THE PROBLEM:
Search the data below for "earnings"; list each line that holds it.

SUPPLIED ENTRIES:
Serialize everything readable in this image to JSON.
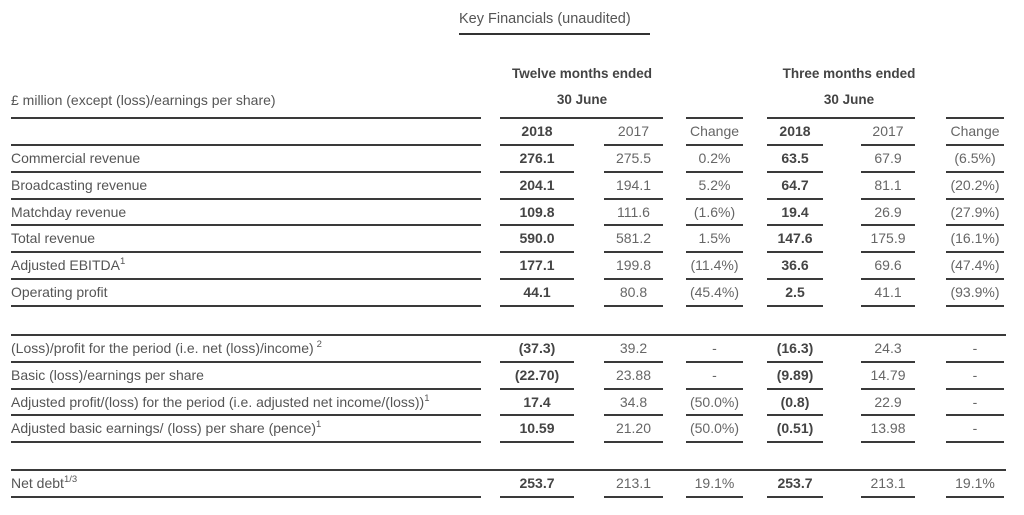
{
  "title": "Key Financials (unaudited)",
  "unit_label": "£ million (except (loss)/earnings per share)",
  "groups": [
    {
      "line1": "Twelve months ended",
      "line2": "30 June"
    },
    {
      "line1": "Three months ended",
      "line2": "30 June"
    }
  ],
  "columns": [
    "2018",
    "2017",
    "Change",
    "2018",
    "2017",
    "Change"
  ],
  "sections": [
    {
      "rows": [
        {
          "label": "Commercial revenue",
          "sup": "",
          "values": [
            "276.1",
            "275.5",
            "0.2%",
            "63.5",
            "67.9",
            "(6.5%)"
          ]
        },
        {
          "label": "Broadcasting revenue",
          "sup": "",
          "values": [
            "204.1",
            "194.1",
            "5.2%",
            "64.7",
            "81.1",
            "(20.2%)"
          ]
        },
        {
          "label": "Matchday revenue",
          "sup": "",
          "values": [
            "109.8",
            "111.6",
            "(1.6%)",
            "19.4",
            "26.9",
            "(27.9%)"
          ]
        },
        {
          "label": "Total revenue",
          "sup": "",
          "values": [
            "590.0",
            "581.2",
            "1.5%",
            "147.6",
            "175.9",
            "(16.1%)"
          ]
        },
        {
          "label": "Adjusted EBITDA",
          "sup": "1",
          "values": [
            "177.1",
            "199.8",
            "(11.4%)",
            "36.6",
            "69.6",
            "(47.4%)"
          ]
        },
        {
          "label": "Operating profit",
          "sup": "",
          "values": [
            "44.1",
            "80.8",
            "(45.4%)",
            "2.5",
            "41.1",
            "(93.9%)"
          ]
        }
      ]
    },
    {
      "rows": [
        {
          "label": "(Loss)/profit for the period (i.e. net (loss)/income)",
          "sup": "2",
          "values": [
            "(37.3)",
            "39.2",
            "-",
            "(16.3)",
            "24.3",
            "-"
          ]
        },
        {
          "label": "Basic (loss)/earnings per share",
          "sup": "",
          "values": [
            "(22.70)",
            "23.88",
            "-",
            "(9.89)",
            "14.79",
            "-"
          ]
        },
        {
          "label": "Adjusted profit/(loss) for the period (i.e. adjusted net income/(loss))",
          "sup": "1",
          "values": [
            "17.4",
            "34.8",
            "(50.0%)",
            "(0.8)",
            "22.9",
            "-"
          ]
        },
        {
          "label": "Adjusted basic earnings/ (loss) per share (pence)",
          "sup": "1",
          "values": [
            "10.59",
            "21.20",
            "(50.0%)",
            "(0.51)",
            "13.98",
            "-"
          ]
        }
      ]
    },
    {
      "rows": [
        {
          "label": "Net debt",
          "sup": "1/3",
          "values": [
            "253.7",
            "213.1",
            "19.1%",
            "253.7",
            "213.1",
            "19.1%"
          ]
        }
      ]
    }
  ]
}
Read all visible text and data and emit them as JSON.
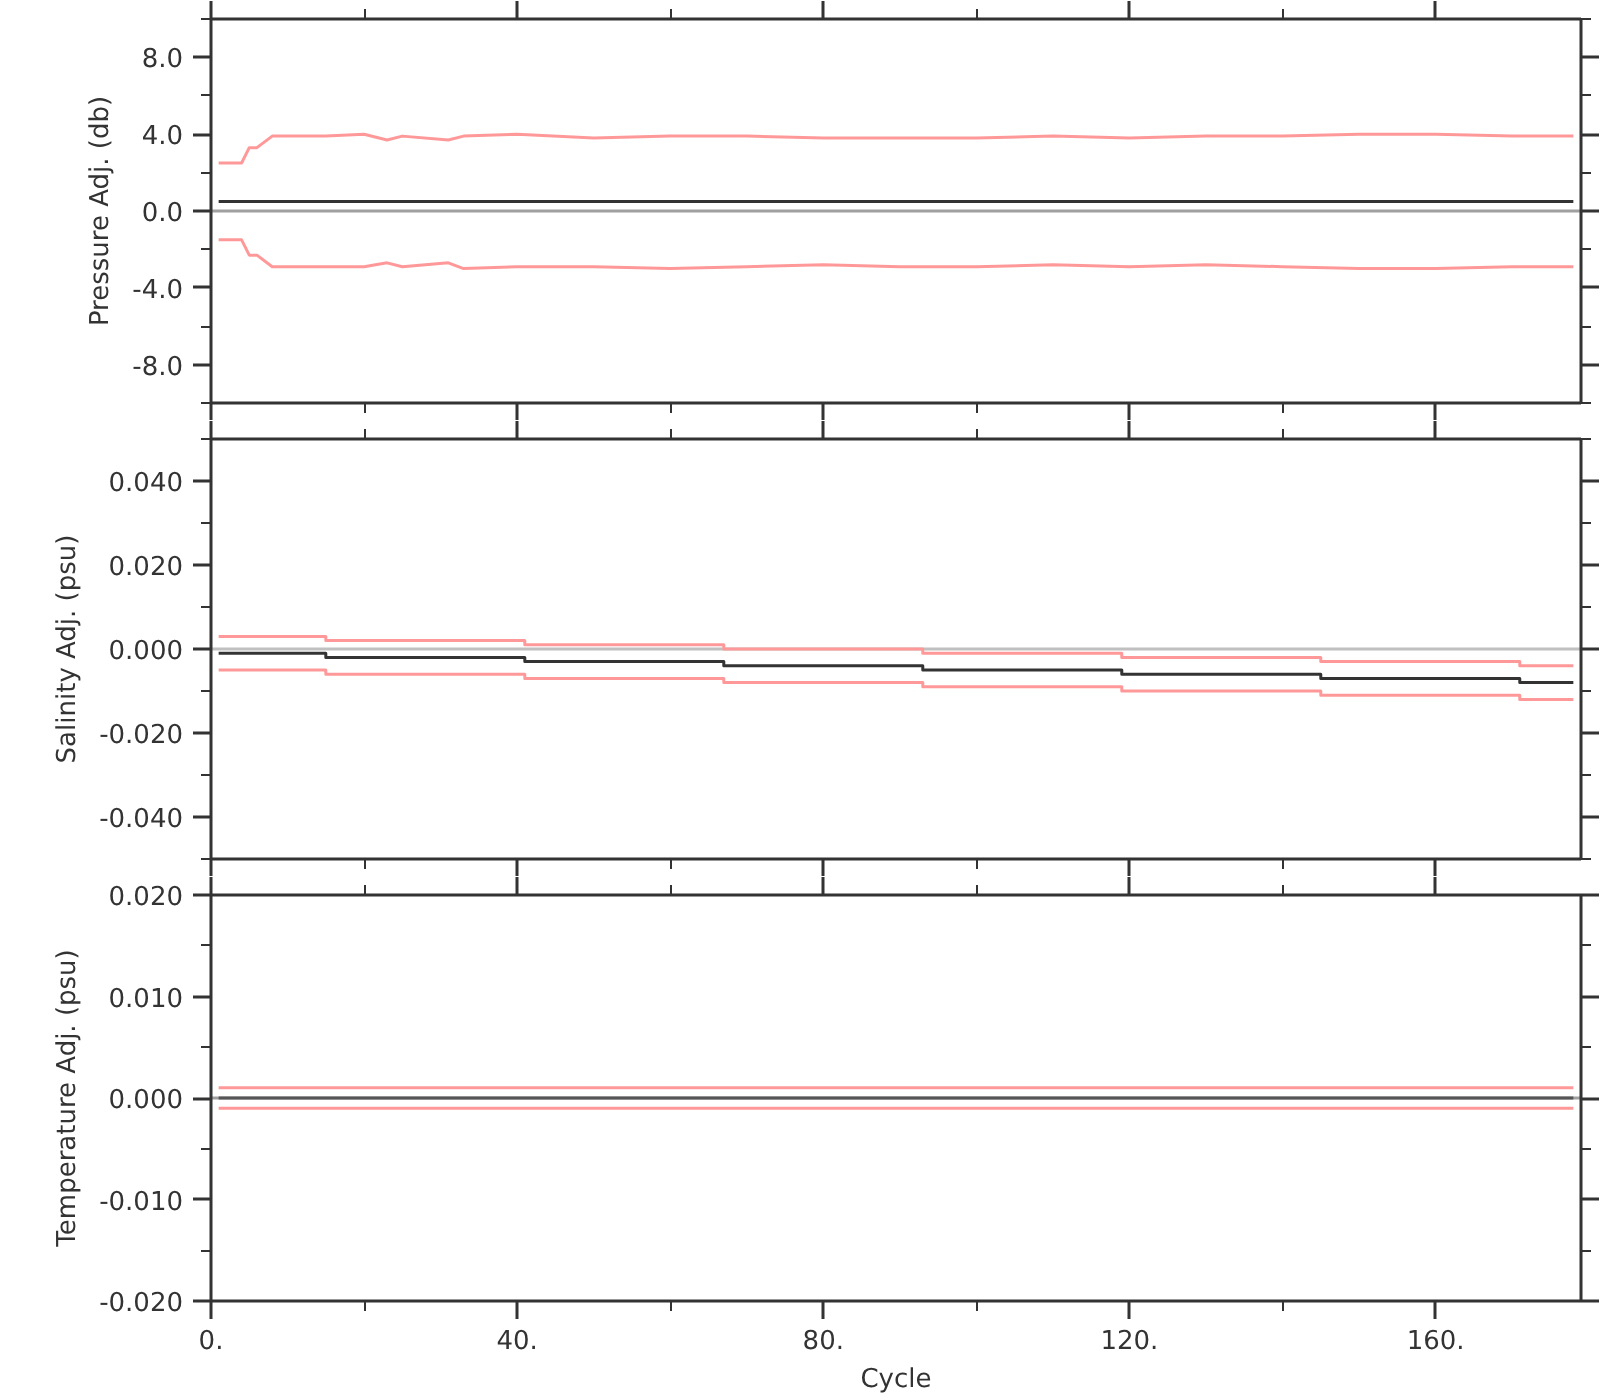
{
  "chart_data": [
    {
      "type": "line",
      "ylabel": "Pressure Adj. (db)",
      "xlim": [
        0,
        179
      ],
      "xticks": [
        0,
        {
          "value": 20,
          "label": null
        },
        40,
        {
          "value": 60,
          "label": null
        },
        80,
        {
          "value": 100,
          "label": null
        },
        120,
        {
          "value": 140,
          "label": null
        },
        160
      ],
      "ylim": [
        -10,
        10
      ],
      "yticks": [
        {
          "value": -10,
          "label": null
        },
        {
          "value": -8,
          "label": "-8.0"
        },
        {
          "value": -6,
          "label": null
        },
        {
          "value": -4,
          "label": "-4.0"
        },
        {
          "value": -2,
          "label": null
        },
        {
          "value": 0,
          "label": "0.0"
        },
        {
          "value": 2,
          "label": null
        },
        {
          "value": 4,
          "label": "4.0"
        },
        {
          "value": 6,
          "label": null
        },
        {
          "value": 8,
          "label": "8.0"
        },
        {
          "value": 10,
          "label": null
        }
      ],
      "tick_labels": "y",
      "ref_lines": [
        {
          "axis": "y",
          "value": 0,
          "color": "#a0a0a0"
        }
      ],
      "series": [
        {
          "color": "#ff9999",
          "x": [
            1,
            4,
            5,
            6,
            8,
            10,
            15,
            20,
            23,
            25,
            31,
            33,
            40,
            50,
            60,
            70,
            80,
            90,
            100,
            110,
            120,
            130,
            140,
            150,
            160,
            170,
            178
          ],
          "values": [
            2.5,
            2.5,
            3.3,
            3.3,
            3.9,
            3.9,
            3.9,
            4.0,
            3.7,
            3.9,
            3.7,
            3.9,
            4.0,
            3.8,
            3.9,
            3.9,
            3.8,
            3.8,
            3.8,
            3.9,
            3.8,
            3.9,
            3.9,
            4.0,
            4.0,
            3.9,
            3.9
          ]
        },
        {
          "color": "#ff9999",
          "x": [
            1,
            4,
            5,
            6,
            8,
            10,
            15,
            20,
            23,
            25,
            31,
            33,
            40,
            50,
            60,
            70,
            80,
            90,
            100,
            110,
            120,
            130,
            140,
            150,
            160,
            170,
            178
          ],
          "values": [
            -1.5,
            -1.5,
            -2.3,
            -2.3,
            -2.9,
            -2.9,
            -2.9,
            -2.9,
            -2.7,
            -2.9,
            -2.7,
            -3.0,
            -2.9,
            -2.9,
            -3.0,
            -2.9,
            -2.8,
            -2.9,
            -2.9,
            -2.8,
            -2.9,
            -2.8,
            -2.9,
            -3.0,
            -3.0,
            -2.9,
            -2.9
          ]
        },
        {
          "color": "#333333",
          "x": [
            1,
            178
          ],
          "values": [
            0.5,
            0.5
          ]
        }
      ]
    },
    {
      "type": "step",
      "ylabel": "Salinity Adj. (psu)",
      "xlim": [
        0,
        179
      ],
      "xticks": [
        0,
        {
          "value": 20,
          "label": null
        },
        40,
        {
          "value": 60,
          "label": null
        },
        80,
        {
          "value": 100,
          "label": null
        },
        120,
        {
          "value": 140,
          "label": null
        },
        160
      ],
      "ylim": [
        -0.05,
        0.05
      ],
      "yticks": [
        {
          "value": -0.05,
          "label": null
        },
        {
          "value": -0.04,
          "label": "-0.040"
        },
        {
          "value": -0.03,
          "label": null
        },
        {
          "value": -0.02,
          "label": "-0.020"
        },
        {
          "value": -0.01,
          "label": null
        },
        {
          "value": 0,
          "label": "0.000"
        },
        {
          "value": 0.01,
          "label": null
        },
        {
          "value": 0.02,
          "label": "0.020"
        },
        {
          "value": 0.03,
          "label": null
        },
        {
          "value": 0.04,
          "label": "0.040"
        },
        {
          "value": 0.05,
          "label": null
        }
      ],
      "tick_labels": "y",
      "ref_lines": [
        {
          "axis": "y",
          "value": 0,
          "color": "#c0c0c0"
        }
      ],
      "series": [
        {
          "color": "#ff9999",
          "x": [
            1,
            15,
            41,
            67,
            93,
            119,
            145,
            171,
            178
          ],
          "values": [
            0.003,
            0.002,
            0.001,
            0.0,
            -0.001,
            -0.002,
            -0.003,
            -0.004,
            -0.004
          ]
        },
        {
          "color": "#ff9999",
          "x": [
            1,
            15,
            41,
            67,
            93,
            119,
            145,
            171,
            178
          ],
          "values": [
            -0.005,
            -0.006,
            -0.007,
            -0.008,
            -0.009,
            -0.01,
            -0.011,
            -0.012,
            -0.012
          ]
        },
        {
          "color": "#333333",
          "x": [
            1,
            15,
            41,
            67,
            93,
            119,
            145,
            171,
            178
          ],
          "values": [
            -0.001,
            -0.002,
            -0.003,
            -0.004,
            -0.005,
            -0.006,
            -0.007,
            -0.008,
            -0.008
          ]
        }
      ]
    },
    {
      "type": "line",
      "ylabel": "Temperature Adj. (psu)",
      "xlabel": "Cycle",
      "xlim": [
        0,
        179
      ],
      "xticks": [
        {
          "value": 0,
          "label": "0."
        },
        {
          "value": 20,
          "label": null
        },
        {
          "value": 40,
          "label": "40."
        },
        {
          "value": 60,
          "label": null
        },
        {
          "value": 80,
          "label": "80."
        },
        {
          "value": 100,
          "label": null
        },
        {
          "value": 120,
          "label": "120."
        },
        {
          "value": 140,
          "label": null
        },
        {
          "value": 160,
          "label": "160."
        }
      ],
      "ylim": [
        -0.02,
        0.02
      ],
      "yticks": [
        {
          "value": -0.02,
          "label": "-0.020"
        },
        {
          "value": -0.015,
          "label": null
        },
        {
          "value": -0.01,
          "label": "-0.010"
        },
        {
          "value": -0.005,
          "label": null
        },
        {
          "value": 0,
          "label": "0.000"
        },
        {
          "value": 0.005,
          "label": null
        },
        {
          "value": 0.01,
          "label": "0.010"
        },
        {
          "value": 0.015,
          "label": null
        },
        {
          "value": 0.02,
          "label": "0.020"
        }
      ],
      "ref_lines": [
        {
          "axis": "y",
          "value": 0,
          "color": "#a0a0a0"
        }
      ],
      "series": [
        {
          "color": "#ff9999",
          "x": [
            1,
            178
          ],
          "values": [
            0.001,
            0.001
          ]
        },
        {
          "color": "#ff9999",
          "x": [
            1,
            178
          ],
          "values": [
            -0.001,
            -0.001
          ]
        },
        {
          "color": "#555555",
          "x": [
            1,
            178
          ],
          "values": [
            0.0,
            0.0
          ]
        }
      ]
    }
  ]
}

RESPONSE FOR THIS EXERCISE:
  "unit_label": "£ million (except (loss)/earnings per share)",
          "label": "Basic (loss)/earnings per share",
          "label": "Adjusted basic earnings/ (loss) per share (pence)",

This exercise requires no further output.